Data records

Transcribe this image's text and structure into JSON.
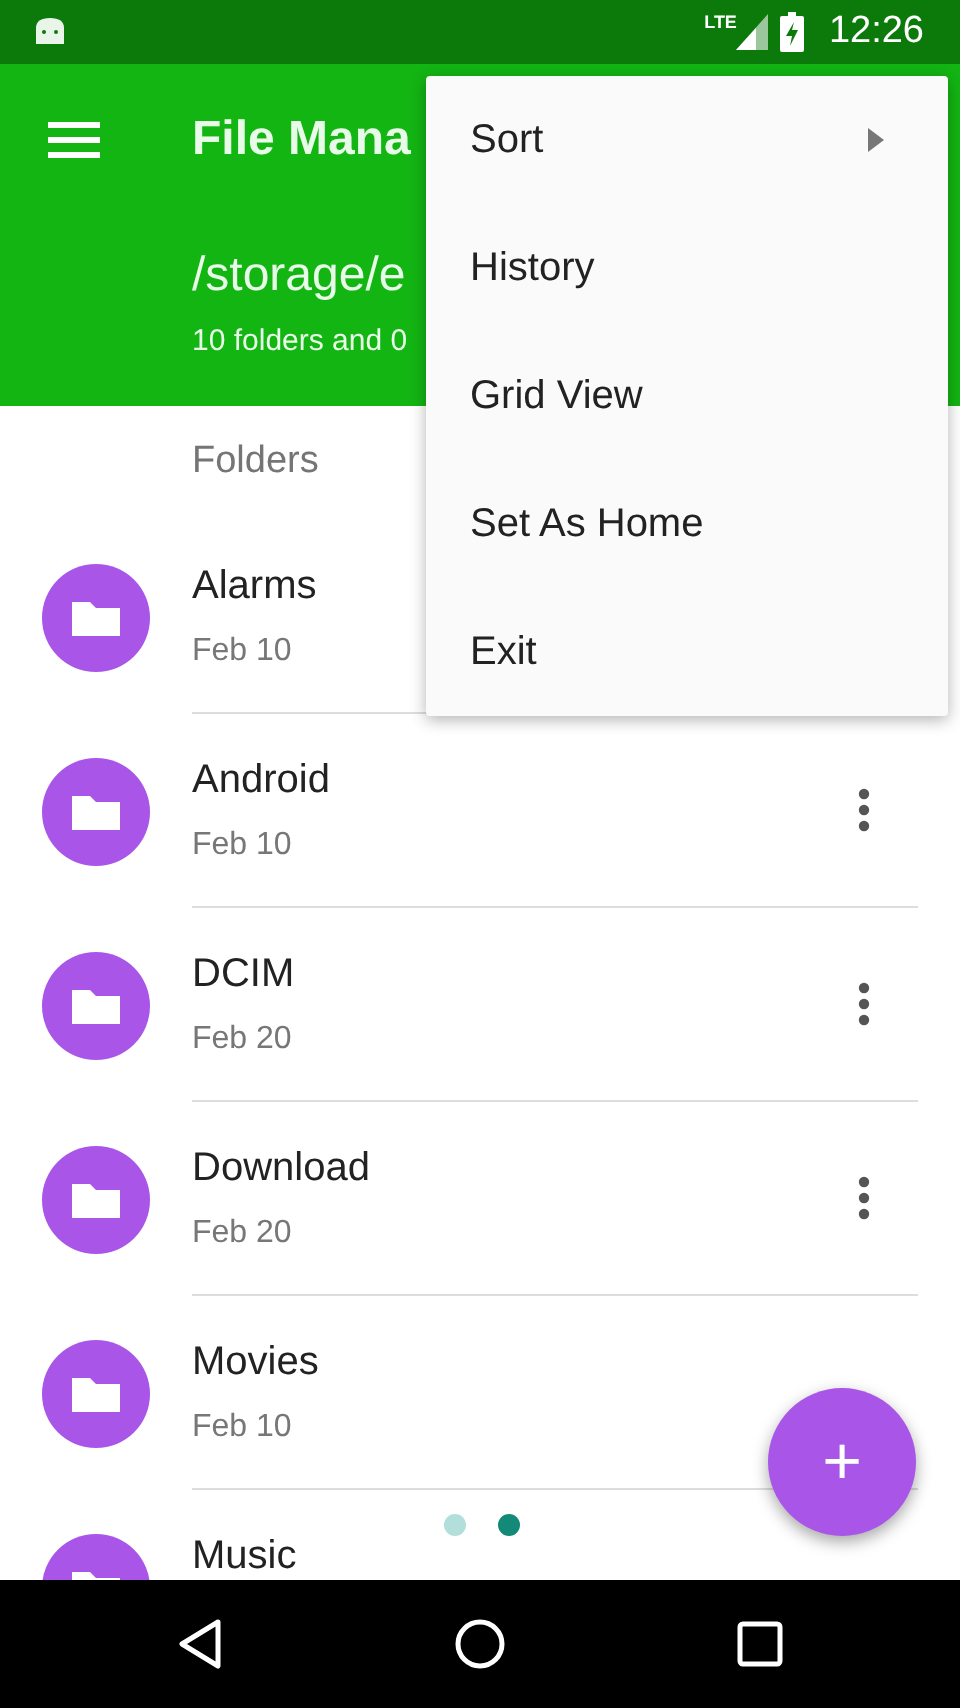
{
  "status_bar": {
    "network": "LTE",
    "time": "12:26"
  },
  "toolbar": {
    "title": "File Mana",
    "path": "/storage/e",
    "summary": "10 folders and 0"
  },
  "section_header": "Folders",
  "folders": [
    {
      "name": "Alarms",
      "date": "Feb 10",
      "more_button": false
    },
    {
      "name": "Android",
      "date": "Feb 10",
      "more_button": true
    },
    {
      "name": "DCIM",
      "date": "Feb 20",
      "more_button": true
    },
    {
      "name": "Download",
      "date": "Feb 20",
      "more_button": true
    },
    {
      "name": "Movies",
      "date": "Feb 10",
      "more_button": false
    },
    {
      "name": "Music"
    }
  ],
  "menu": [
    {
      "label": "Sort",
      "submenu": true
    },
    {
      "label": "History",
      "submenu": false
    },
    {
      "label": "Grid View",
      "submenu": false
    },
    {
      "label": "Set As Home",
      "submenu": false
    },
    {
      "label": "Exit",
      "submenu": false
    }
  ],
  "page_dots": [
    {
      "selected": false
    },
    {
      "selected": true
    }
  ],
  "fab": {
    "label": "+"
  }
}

# [Aim of the exercise]
Output every entry word for word, but omit the pictures.

# [The response]
Transcribe this image's text and structure into JSON.
{
  "status_bar": {
    "network": "LTE",
    "time": "12:26"
  },
  "toolbar": {
    "title": "File Mana",
    "path": "/storage/e",
    "summary": "10 folders and 0"
  },
  "section_header": "Folders",
  "folders": [
    {
      "name": "Alarms",
      "date": "Feb 10",
      "more_button": false
    },
    {
      "name": "Android",
      "date": "Feb 10",
      "more_button": true
    },
    {
      "name": "DCIM",
      "date": "Feb 20",
      "more_button": true
    },
    {
      "name": "Download",
      "date": "Feb 20",
      "more_button": true
    },
    {
      "name": "Movies",
      "date": "Feb 10",
      "more_button": false
    },
    {
      "name": "Music"
    }
  ],
  "menu": [
    {
      "label": "Sort",
      "submenu": true
    },
    {
      "label": "History",
      "submenu": false
    },
    {
      "label": "Grid View",
      "submenu": false
    },
    {
      "label": "Set As Home",
      "submenu": false
    },
    {
      "label": "Exit",
      "submenu": false
    }
  ],
  "page_dots": [
    {
      "selected": false
    },
    {
      "selected": true
    }
  ],
  "fab": {
    "label": "+"
  }
}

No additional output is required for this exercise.